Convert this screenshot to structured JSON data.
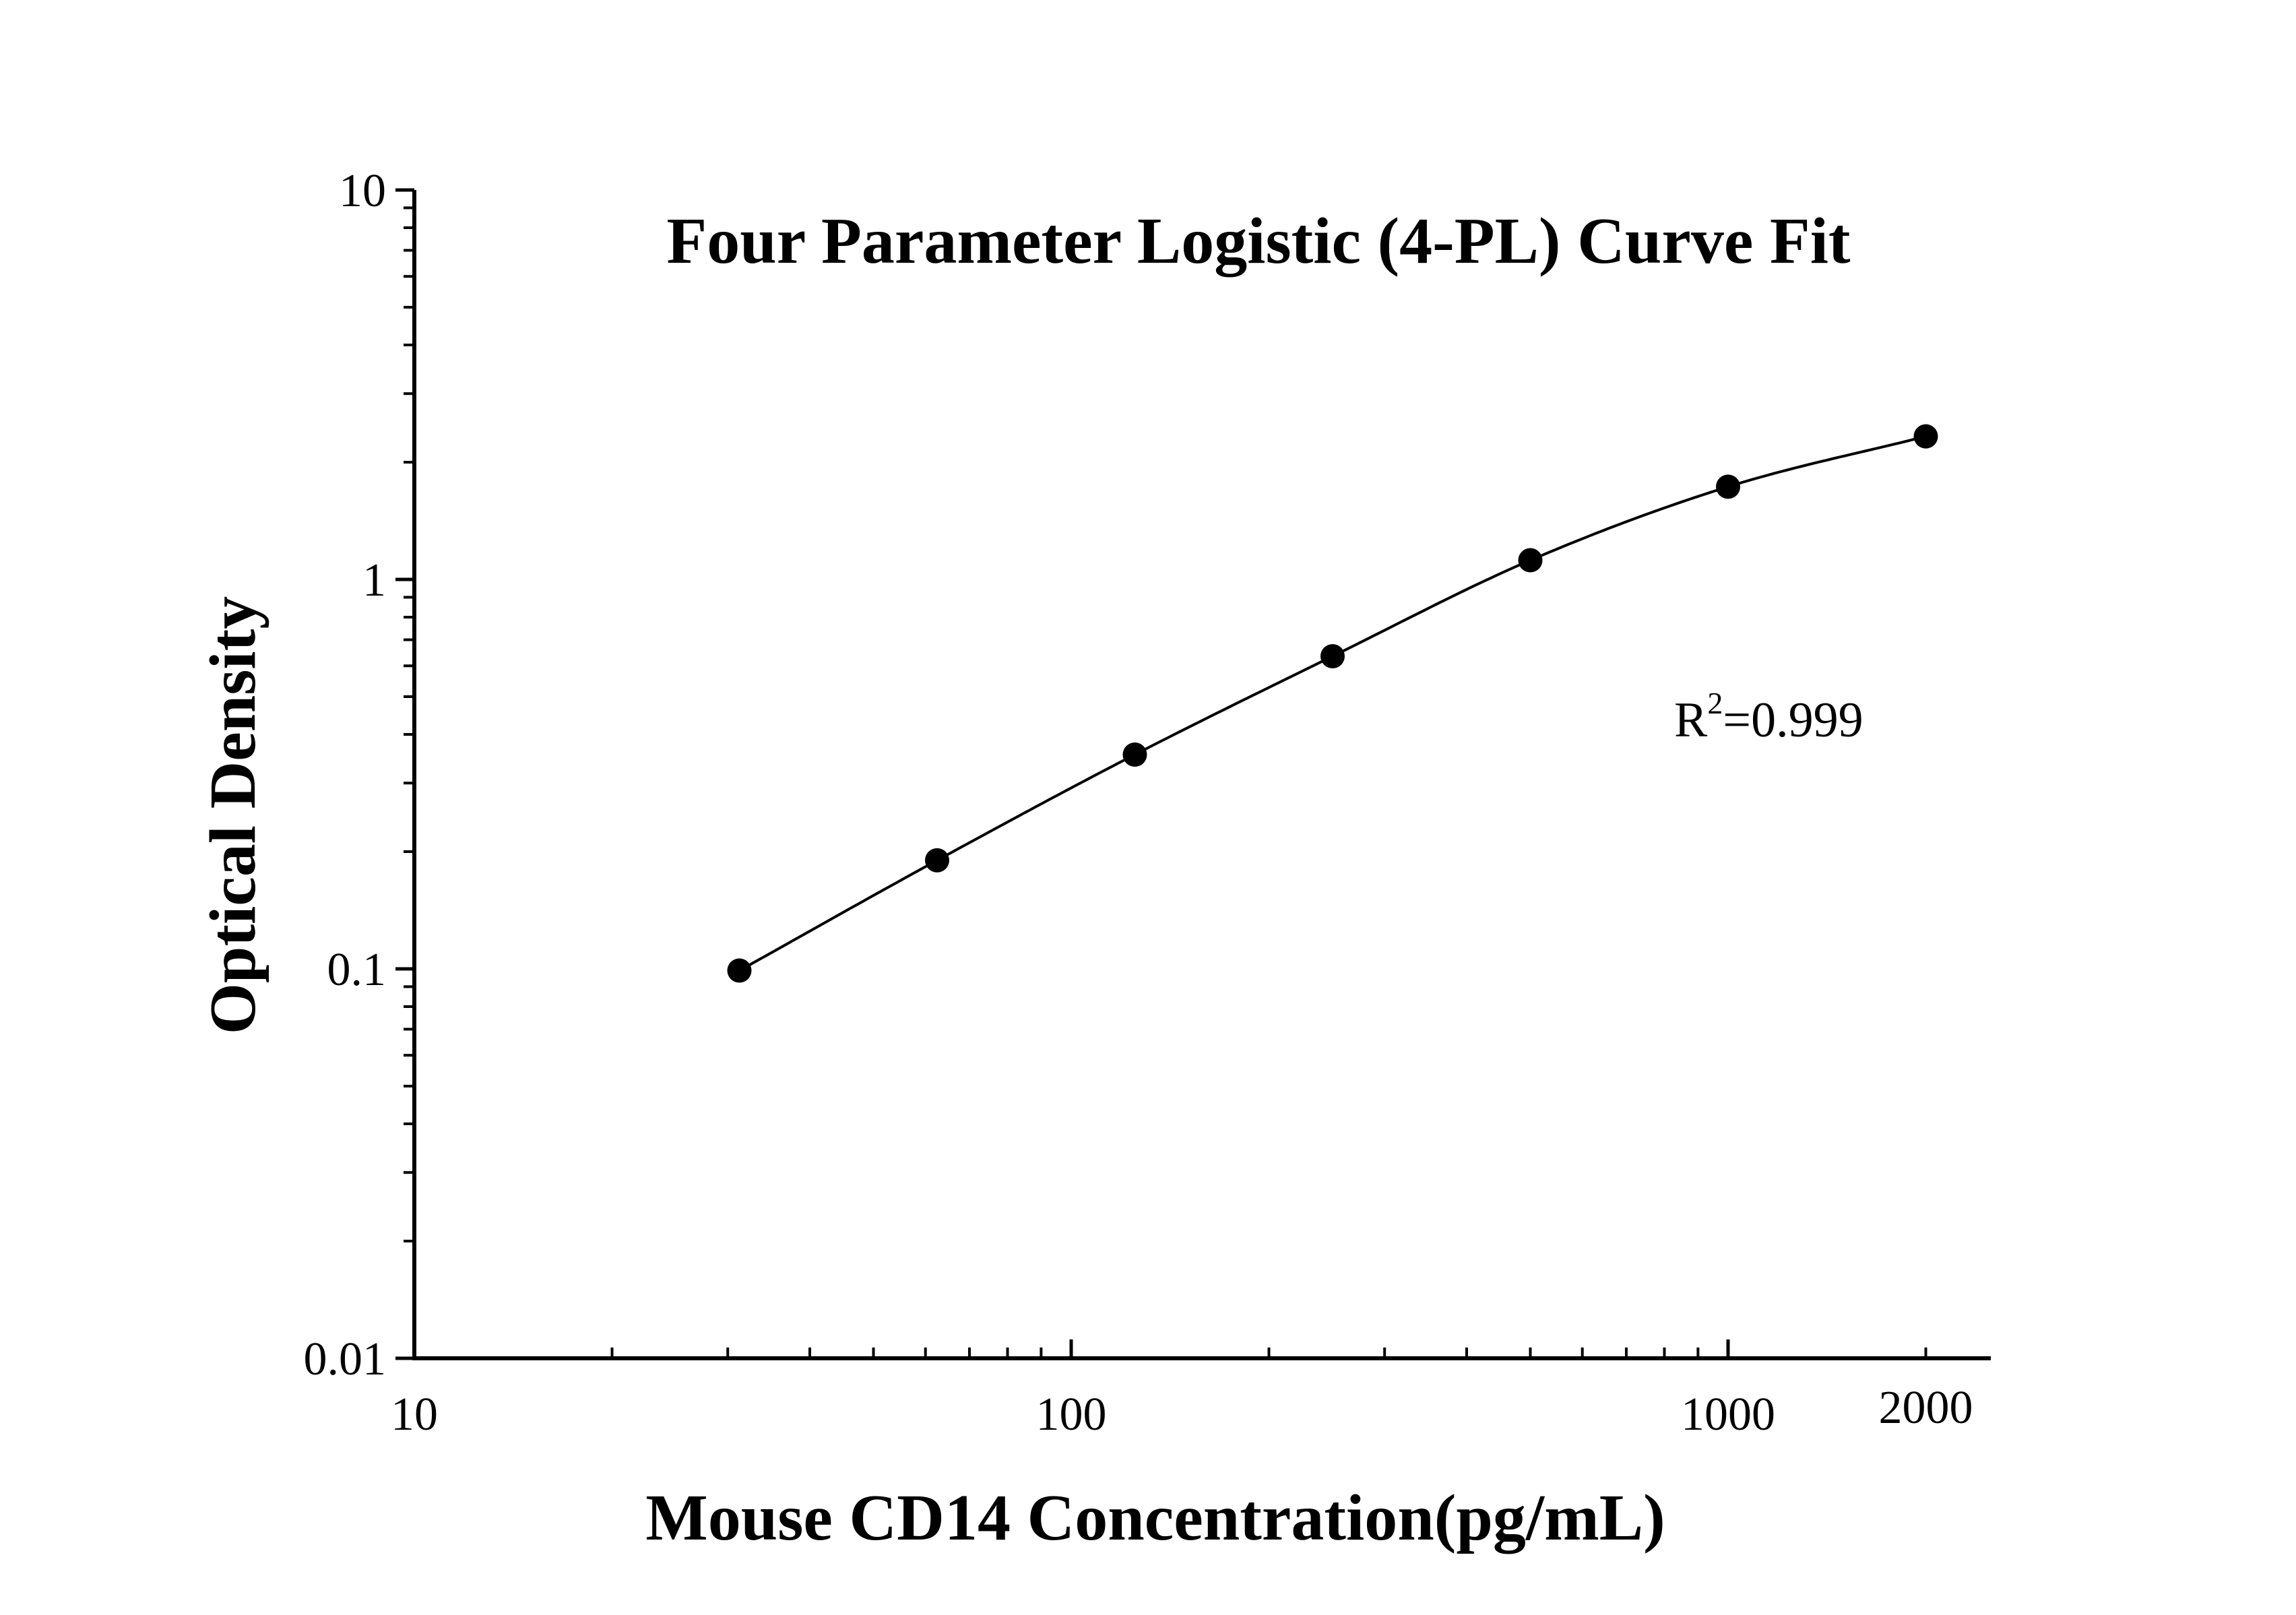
{
  "chart_data": {
    "type": "scatter",
    "title": "Four Parameter Logistic (4-PL) Curve Fit",
    "xlabel": "Mouse CD14 Concentration(pg/mL)",
    "ylabel": "Optical Density",
    "xscale": "log",
    "yscale": "log",
    "xlim": [
      10,
      2400
    ],
    "ylim": [
      0.01,
      10
    ],
    "x_ticks": [
      {
        "value": 10,
        "label": "10"
      },
      {
        "value": 100,
        "label": "100"
      },
      {
        "value": 1000,
        "label": "1000"
      },
      {
        "value": 2000,
        "label": "2000"
      }
    ],
    "y_ticks": [
      {
        "value": 0.01,
        "label": "0.01"
      },
      {
        "value": 0.1,
        "label": "0.1"
      },
      {
        "value": 1,
        "label": "1"
      },
      {
        "value": 10,
        "label": "10"
      }
    ],
    "grid": false,
    "legend": "none",
    "series": [
      {
        "points": [
          {
            "x": 31.25,
            "y": 0.099
          },
          {
            "x": 62.5,
            "y": 0.19
          },
          {
            "x": 125,
            "y": 0.355
          },
          {
            "x": 250,
            "y": 0.635
          },
          {
            "x": 500,
            "y": 1.12
          },
          {
            "x": 1000,
            "y": 1.73
          },
          {
            "x": 2000,
            "y": 2.33
          }
        ],
        "fit": "4-PL"
      }
    ],
    "annotation": {
      "base": "R",
      "sup": "2",
      "rest": "=0.999"
    },
    "colors": {
      "marker": "#000000",
      "line": "#000000",
      "axis": "#000000"
    }
  }
}
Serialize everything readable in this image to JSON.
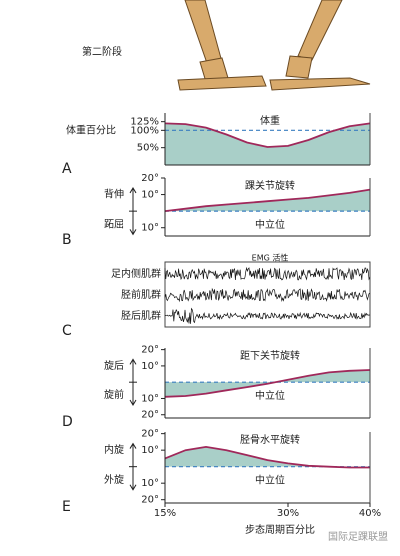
{
  "header": {
    "phase": "第二阶段"
  },
  "chart_data": [
    {
      "type": "area",
      "panel": "A",
      "title": "体重",
      "ylabel": "体重百分比",
      "x": [
        15,
        17.5,
        20,
        22.5,
        25,
        27.5,
        30,
        32.5,
        35,
        37.5,
        40
      ],
      "values": [
        120,
        118,
        108,
        88,
        65,
        52,
        55,
        72,
        95,
        112,
        120
      ],
      "xlim": [
        15,
        40
      ],
      "ylim": [
        0,
        150
      ],
      "yticks": [
        {
          "value": 125,
          "label": "125%"
        },
        {
          "value": 100,
          "label": "100%"
        },
        {
          "value": 50,
          "label": "50%"
        }
      ],
      "reference": 100,
      "fill_to": "axis",
      "color": "#a0285a",
      "fill_color": "#a9cfc8",
      "reference_color": "#3a7fc0"
    },
    {
      "type": "area",
      "panel": "B",
      "title": "踝关节旋转",
      "up_label": "背伸",
      "down_label": "跖屈",
      "reference_label": "中立位",
      "x": [
        15,
        17.5,
        20,
        22.5,
        25,
        27.5,
        30,
        32.5,
        35,
        37.5,
        40
      ],
      "values": [
        0,
        1.5,
        3,
        4,
        5,
        6,
        7,
        8,
        9.5,
        11,
        13
      ],
      "xlim": [
        15,
        40
      ],
      "ylim": [
        -15,
        20
      ],
      "yticks": [
        {
          "value": 20,
          "label": "20°"
        },
        {
          "value": 10,
          "label": "10°"
        },
        {
          "value": -10,
          "label": "10°"
        }
      ],
      "reference": 0,
      "fill_to": "reference",
      "color": "#a0285a",
      "fill_color": "#a9cfc8",
      "reference_color": "#3a7fc0"
    },
    {
      "type": "emg",
      "panel": "C",
      "title": "EMG 活性",
      "color": "#111111",
      "series": [
        {
          "name": "足内侧肌群"
        },
        {
          "name": "胫前肌群"
        },
        {
          "name": "胫后肌群"
        }
      ]
    },
    {
      "type": "area",
      "panel": "D",
      "title": "距下关节旋转",
      "up_label": "旋后",
      "down_label": "旋前",
      "reference_label": "中立位",
      "x": [
        15,
        17.5,
        20,
        22.5,
        25,
        27.5,
        30,
        32.5,
        35,
        37.5,
        40
      ],
      "values": [
        -9,
        -8.5,
        -7,
        -5,
        -3,
        -1,
        1.5,
        4,
        6,
        7,
        7.5
      ],
      "xlim": [
        15,
        40
      ],
      "ylim": [
        -22,
        21
      ],
      "yticks": [
        {
          "value": 20,
          "label": "20°"
        },
        {
          "value": 10,
          "label": "10°"
        },
        {
          "value": -10,
          "label": "10°"
        },
        {
          "value": -20,
          "label": "20°"
        }
      ],
      "reference": 0,
      "fill_to": "reference",
      "color": "#a0285a",
      "fill_color": "#a9cfc8",
      "reference_color": "#3a7fc0"
    },
    {
      "type": "area",
      "panel": "E",
      "title": "胫骨水平旋转",
      "up_label": "内旋",
      "down_label": "外旋",
      "reference_label": "中立位",
      "x": [
        15,
        17.5,
        20,
        22.5,
        25,
        27.5,
        30,
        32.5,
        35,
        37.5,
        40
      ],
      "values": [
        5,
        10,
        12,
        10,
        7,
        4,
        2,
        0.5,
        0,
        -0.5,
        -0.5
      ],
      "xlim": [
        15,
        40
      ],
      "ylim": [
        -22,
        21
      ],
      "yticks": [
        {
          "value": 20,
          "label": "20°"
        },
        {
          "value": 10,
          "label": "10°"
        },
        {
          "value": -10,
          "label": "10°"
        },
        {
          "value": -20,
          "label": "20°"
        }
      ],
      "xticks": [
        {
          "value": 15,
          "label": "15%"
        },
        {
          "value": 30,
          "label": "30%"
        },
        {
          "value": 40,
          "label": "40%"
        }
      ],
      "xlabel": "步态周期百分比",
      "reference": 0,
      "fill_to": "reference",
      "color": "#a0285a",
      "fill_color": "#a9cfc8",
      "reference_color": "#3a7fc0"
    }
  ],
  "watermark": "国际足踝联盟"
}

Your goal –
Repeat each entry precisely as it appears. Leave the pictures out.

Solved exercise –
Convert this screenshot to structured JSON data.
{
  "chart_data": {
    "type": "scatter",
    "title": "Four Parameter Logistic (4-PL) Curve Fit",
    "xlabel": "Mouse CD14 Concentration(pg/mL)",
    "ylabel": "Optical Density",
    "xscale": "log",
    "yscale": "log",
    "xlim": [
      10,
      2400
    ],
    "ylim": [
      0.01,
      10
    ],
    "x_ticks": [
      {
        "value": 10,
        "label": "10"
      },
      {
        "value": 100,
        "label": "100"
      },
      {
        "value": 1000,
        "label": "1000"
      },
      {
        "value": 2000,
        "label": "2000"
      }
    ],
    "y_ticks": [
      {
        "value": 0.01,
        "label": "0.01"
      },
      {
        "value": 0.1,
        "label": "0.1"
      },
      {
        "value": 1,
        "label": "1"
      },
      {
        "value": 10,
        "label": "10"
      }
    ],
    "grid": false,
    "legend": "none",
    "series": [
      {
        "points": [
          {
            "x": 31.25,
            "y": 0.099
          },
          {
            "x": 62.5,
            "y": 0.19
          },
          {
            "x": 125,
            "y": 0.355
          },
          {
            "x": 250,
            "y": 0.635
          },
          {
            "x": 500,
            "y": 1.12
          },
          {
            "x": 1000,
            "y": 1.73
          },
          {
            "x": 2000,
            "y": 2.33
          }
        ],
        "fit": "4-PL"
      }
    ],
    "annotation": {
      "base": "R",
      "sup": "2",
      "rest": "=0.999"
    },
    "colors": {
      "marker": "#000000",
      "line": "#000000",
      "axis": "#000000"
    }
  }
}
Serialize everything readable in this image to JSON.
{
  "header": {
    "phase": "第二阶段"
  },
  "chart_data": [
    {
      "type": "area",
      "panel": "A",
      "title": "体重",
      "ylabel": "体重百分比",
      "x": [
        15,
        17.5,
        20,
        22.5,
        25,
        27.5,
        30,
        32.5,
        35,
        37.5,
        40
      ],
      "values": [
        120,
        118,
        108,
        88,
        65,
        52,
        55,
        72,
        95,
        112,
        120
      ],
      "xlim": [
        15,
        40
      ],
      "ylim": [
        0,
        150
      ],
      "yticks": [
        {
          "value": 125,
          "label": "125%"
        },
        {
          "value": 100,
          "label": "100%"
        },
        {
          "value": 50,
          "label": "50%"
        }
      ],
      "reference": 100,
      "fill_to": "axis",
      "color": "#a0285a",
      "fill_color": "#a9cfc8",
      "reference_color": "#3a7fc0"
    },
    {
      "type": "area",
      "panel": "B",
      "title": "踝关节旋转",
      "up_label": "背伸",
      "down_label": "跖屈",
      "reference_label": "中立位",
      "x": [
        15,
        17.5,
        20,
        22.5,
        25,
        27.5,
        30,
        32.5,
        35,
        37.5,
        40
      ],
      "values": [
        0,
        1.5,
        3,
        4,
        5,
        6,
        7,
        8,
        9.5,
        11,
        13
      ],
      "xlim": [
        15,
        40
      ],
      "ylim": [
        -15,
        20
      ],
      "yticks": [
        {
          "value": 20,
          "label": "20°"
        },
        {
          "value": 10,
          "label": "10°"
        },
        {
          "value": -10,
          "label": "10°"
        }
      ],
      "reference": 0,
      "fill_to": "reference",
      "color": "#a0285a",
      "fill_color": "#a9cfc8",
      "reference_color": "#3a7fc0"
    },
    {
      "type": "emg",
      "panel": "C",
      "title": "EMG 活性",
      "color": "#111111",
      "series": [
        {
          "name": "足内侧肌群"
        },
        {
          "name": "胫前肌群"
        },
        {
          "name": "胫后肌群"
        }
      ]
    },
    {
      "type": "area",
      "panel": "D",
      "title": "距下关节旋转",
      "up_label": "旋后",
      "down_label": "旋前",
      "reference_label": "中立位",
      "x": [
        15,
        17.5,
        20,
        22.5,
        25,
        27.5,
        30,
        32.5,
        35,
        37.5,
        40
      ],
      "values": [
        -9,
        -8.5,
        -7,
        -5,
        -3,
        -1,
        1.5,
        4,
        6,
        7,
        7.5
      ],
      "xlim": [
        15,
        40
      ],
      "ylim": [
        -22,
        21
      ],
      "yticks": [
        {
          "value": 20,
          "label": "20°"
        },
        {
          "value": 10,
          "label": "10°"
        },
        {
          "value": -10,
          "label": "10°"
        },
        {
          "value": -20,
          "label": "20°"
        }
      ],
      "reference": 0,
      "fill_to": "reference",
      "color": "#a0285a",
      "fill_color": "#a9cfc8",
      "reference_color": "#3a7fc0"
    },
    {
      "type": "area",
      "panel": "E",
      "title": "胫骨水平旋转",
      "up_label": "内旋",
      "down_label": "外旋",
      "reference_label": "中立位",
      "x": [
        15,
        17.5,
        20,
        22.5,
        25,
        27.5,
        30,
        32.5,
        35,
        37.5,
        40
      ],
      "values": [
        5,
        10,
        12,
        10,
        7,
        4,
        2,
        0.5,
        0,
        -0.5,
        -0.5
      ],
      "xlim": [
        15,
        40
      ],
      "ylim": [
        -22,
        21
      ],
      "yticks": [
        {
          "value": 20,
          "label": "20°"
        },
        {
          "value": 10,
          "label": "10°"
        },
        {
          "value": -10,
          "label": "10°"
        },
        {
          "value": -20,
          "label": "20°"
        }
      ],
      "xticks": [
        {
          "value": 15,
          "label": "15%"
        },
        {
          "value": 30,
          "label": "30%"
        },
        {
          "value": 40,
          "label": "40%"
        }
      ],
      "xlabel": "步态周期百分比",
      "reference": 0,
      "fill_to": "reference",
      "color": "#a0285a",
      "fill_color": "#a9cfc8",
      "reference_color": "#3a7fc0"
    }
  ],
  "watermark": "国际足踝联盟"
}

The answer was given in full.